[Start of Raw data]

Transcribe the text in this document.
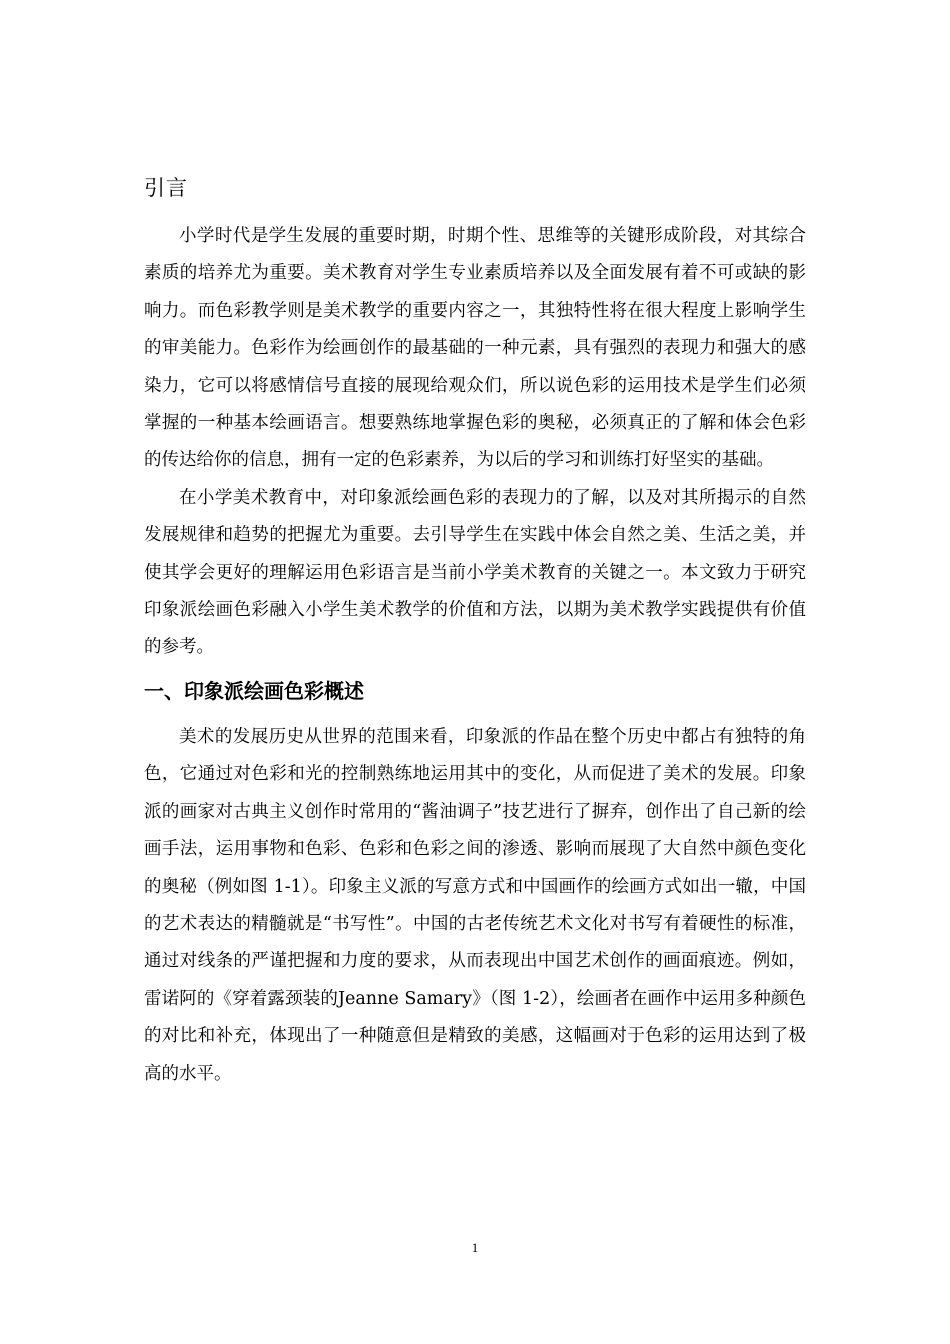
引言

小学时代是学生发展的重要时期，时期个性、思维等的关键形成阶段，对其综合素质的培养尤为重要。美术教育对学生专业素质培养以及全面发展有着不可或缺的影响力。而色彩教学则是美术教学的重要内容之一，其独特性将在很大程度上影响学生的审美能力。色彩作为绘画创作的最基础的一种元素，具有强烈的表现力和强大的感染力，它可以将感情信号直接的展现给观众们，所以说色彩的运用技术是学生们必须掌握的一种基本绘画语言。想要熟练地掌握色彩的奥秘，必须真正的了解和体会色彩的传达给你的信息，拥有一定的色彩素养，为以后的学习和训练打好坚实的基础。

在小学美术教育中，对印象派绘画色彩的表现力的了解，以及对其所揭示的自然发展规律和趋势的把握尤为重要。去引导学生在实践中体会自然之美、生活之美，并使其学会更好的理解运用色彩语言是当前小学美术教育的关键之一。本文致力于研究印象派绘画色彩融入小学生美术教学的价值和方法，以期为美术教学实践提供有价值的参考。

一、印象派绘画色彩概述

美术的发展历史从世界的范围来看，印象派的作品在整个历史中都占有独特的角色，它通过对色彩和光的控制熟练地运用其中的变化，从而促进了美术的发展。印象派的画家对古典主义创作时常用的“酱油调子”技艺进行了摒弃，创作出了自己新的绘画手法，运用事物和色彩、色彩和色彩之间的渗透、影响而展现了大自然中颜色变化的奥秘（例如图 1-1）。印象主义派的写意方式和中国画作的绘画方式如出一辙，中国的艺术表达的精髓就是“书写性”。中国的古老传统艺术文化对书写有着硬性的标准，通过对线条的严谨把握和力度的要求，从而表现出中国艺术创作的画面痕迹。例如，雷诺阿的《穿着露颈装的Jeanne Samary》（图 1-2），绘画者在画作中运用多种颜色的对比和补充，体现出了一种随意但是精致的美感，这幅画对于色彩的运用达到了极高的水平。

1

[End of Raw data]

- _What you have to do_: Give every line above again exactly, with no pictures.

- _Full output_:
Transcribe the text in this document.
引言

小学时代是学生发展的重要时期，时期个性、思维等的关键形成阶段，对其综合素质的培养尤为重要。美术教育对学生专业素质培养以及全面发展有着不可或缺的影响力。而色彩教学则是美术教学的重要内容之一，其独特性将在很大程度上影响学生的审美能力。色彩作为绘画创作的最基础的一种元素，具有强烈的表现力和强大的感染力，它可以将感情信号直接的展现给观众们，所以说色彩的运用技术是学生们必须掌握的一种基本绘画语言。想要熟练地掌握色彩的奥秘，必须真正的了解和体会色彩的传达给你的信息，拥有一定的色彩素养，为以后的学习和训练打好坚实的基础。

在小学美术教育中，对印象派绘画色彩的表现力的了解，以及对其所揭示的自然发展规律和趋势的把握尤为重要。去引导学生在实践中体会自然之美、生活之美，并使其学会更好的理解运用色彩语言是当前小学美术教育的关键之一。本文致力于研究印象派绘画色彩融入小学生美术教学的价值和方法，以期为美术教学实践提供有价值的参考。

一、印象派绘画色彩概述

美术的发展历史从世界的范围来看，印象派的作品在整个历史中都占有独特的角色，它通过对色彩和光的控制熟练地运用其中的变化，从而促进了美术的发展。印象派的画家对古典主义创作时常用的“酱油调子”技艺进行了摒弃，创作出了自己新的绘画手法，运用事物和色彩、色彩和色彩之间的渗透、影响而展现了大自然中颜色变化的奥秘（例如图 1-1）。印象主义派的写意方式和中国画作的绘画方式如出一辙，中国的艺术表达的精髓就是“书写性”。中国的古老传统艺术文化对书写有着硬性的标准，通过对线条的严谨把握和力度的要求，从而表现出中国艺术创作的画面痕迹。例如，雷诺阿的《穿着露颈装的Jeanne Samary》（图 1-2），绘画者在画作中运用多种颜色的对比和补充，体现出了一种随意但是精致的美感，这幅画对于色彩的运用达到了极高的水平。

1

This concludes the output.